• _Task instructions_: Show all lines that include the string "title"; copy each one.

• _Data rows_:
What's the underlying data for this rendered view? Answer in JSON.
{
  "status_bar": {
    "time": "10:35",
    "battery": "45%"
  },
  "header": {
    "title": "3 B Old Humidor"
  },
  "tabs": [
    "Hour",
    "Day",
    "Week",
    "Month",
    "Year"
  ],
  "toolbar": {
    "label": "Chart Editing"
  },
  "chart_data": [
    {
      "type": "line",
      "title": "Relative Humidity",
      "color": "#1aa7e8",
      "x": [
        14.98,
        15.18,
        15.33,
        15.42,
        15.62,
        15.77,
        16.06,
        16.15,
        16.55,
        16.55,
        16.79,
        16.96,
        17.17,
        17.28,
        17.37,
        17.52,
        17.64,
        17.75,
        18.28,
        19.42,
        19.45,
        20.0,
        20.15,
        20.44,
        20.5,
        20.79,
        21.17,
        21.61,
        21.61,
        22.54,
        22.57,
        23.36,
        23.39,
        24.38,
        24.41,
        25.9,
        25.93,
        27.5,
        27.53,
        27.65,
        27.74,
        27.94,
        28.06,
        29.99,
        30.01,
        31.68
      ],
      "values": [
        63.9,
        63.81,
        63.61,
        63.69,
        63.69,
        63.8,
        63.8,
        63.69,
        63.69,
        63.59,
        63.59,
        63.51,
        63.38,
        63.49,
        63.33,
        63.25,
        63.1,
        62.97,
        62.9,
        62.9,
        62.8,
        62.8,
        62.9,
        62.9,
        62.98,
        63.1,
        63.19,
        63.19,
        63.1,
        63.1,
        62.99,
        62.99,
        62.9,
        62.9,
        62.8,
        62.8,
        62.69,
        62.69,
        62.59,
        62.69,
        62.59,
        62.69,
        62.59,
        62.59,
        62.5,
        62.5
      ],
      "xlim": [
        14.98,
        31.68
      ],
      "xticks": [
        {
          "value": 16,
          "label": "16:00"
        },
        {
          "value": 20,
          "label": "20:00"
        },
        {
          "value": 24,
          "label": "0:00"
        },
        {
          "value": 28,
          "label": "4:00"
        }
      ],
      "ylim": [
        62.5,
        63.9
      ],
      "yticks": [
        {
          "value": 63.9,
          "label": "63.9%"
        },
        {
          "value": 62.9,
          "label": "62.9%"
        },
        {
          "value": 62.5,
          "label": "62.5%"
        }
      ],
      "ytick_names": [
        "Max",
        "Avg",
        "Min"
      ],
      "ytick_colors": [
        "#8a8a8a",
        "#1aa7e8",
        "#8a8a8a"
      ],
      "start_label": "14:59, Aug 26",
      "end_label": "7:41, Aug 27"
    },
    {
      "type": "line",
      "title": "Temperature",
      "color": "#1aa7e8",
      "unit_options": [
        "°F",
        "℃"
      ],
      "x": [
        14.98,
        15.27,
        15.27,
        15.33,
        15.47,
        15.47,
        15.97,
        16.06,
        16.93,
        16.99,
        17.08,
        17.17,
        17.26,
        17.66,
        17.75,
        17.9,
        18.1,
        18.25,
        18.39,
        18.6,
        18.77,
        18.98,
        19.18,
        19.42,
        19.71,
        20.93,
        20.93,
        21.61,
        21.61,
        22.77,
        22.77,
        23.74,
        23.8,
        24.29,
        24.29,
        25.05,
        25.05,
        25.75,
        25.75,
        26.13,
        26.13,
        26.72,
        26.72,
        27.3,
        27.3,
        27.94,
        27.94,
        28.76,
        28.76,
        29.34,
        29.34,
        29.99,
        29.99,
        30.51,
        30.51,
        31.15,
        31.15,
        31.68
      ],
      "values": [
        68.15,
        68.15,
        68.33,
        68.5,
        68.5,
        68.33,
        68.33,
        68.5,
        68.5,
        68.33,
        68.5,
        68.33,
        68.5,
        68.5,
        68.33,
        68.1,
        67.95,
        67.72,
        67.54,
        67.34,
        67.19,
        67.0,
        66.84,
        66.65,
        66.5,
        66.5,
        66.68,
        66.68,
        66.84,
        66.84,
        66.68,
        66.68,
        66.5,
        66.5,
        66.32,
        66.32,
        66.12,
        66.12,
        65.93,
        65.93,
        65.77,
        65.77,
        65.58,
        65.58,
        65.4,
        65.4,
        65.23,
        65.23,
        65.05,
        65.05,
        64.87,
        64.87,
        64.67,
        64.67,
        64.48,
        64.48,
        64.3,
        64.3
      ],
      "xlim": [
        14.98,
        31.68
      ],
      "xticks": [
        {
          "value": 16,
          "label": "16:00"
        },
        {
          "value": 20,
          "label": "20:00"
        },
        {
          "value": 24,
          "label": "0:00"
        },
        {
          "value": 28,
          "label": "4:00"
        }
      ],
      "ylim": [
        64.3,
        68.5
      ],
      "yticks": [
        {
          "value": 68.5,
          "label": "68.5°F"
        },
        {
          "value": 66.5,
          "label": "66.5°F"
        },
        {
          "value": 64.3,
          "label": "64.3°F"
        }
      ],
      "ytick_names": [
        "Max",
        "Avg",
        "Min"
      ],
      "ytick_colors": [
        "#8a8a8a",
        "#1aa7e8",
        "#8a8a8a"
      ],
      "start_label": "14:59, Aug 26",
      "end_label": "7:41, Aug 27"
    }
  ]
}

• _Solution below_:
    "title": "3 B Old Humidor"
      "title": "Relative Humidity",
      "title": "Temperature",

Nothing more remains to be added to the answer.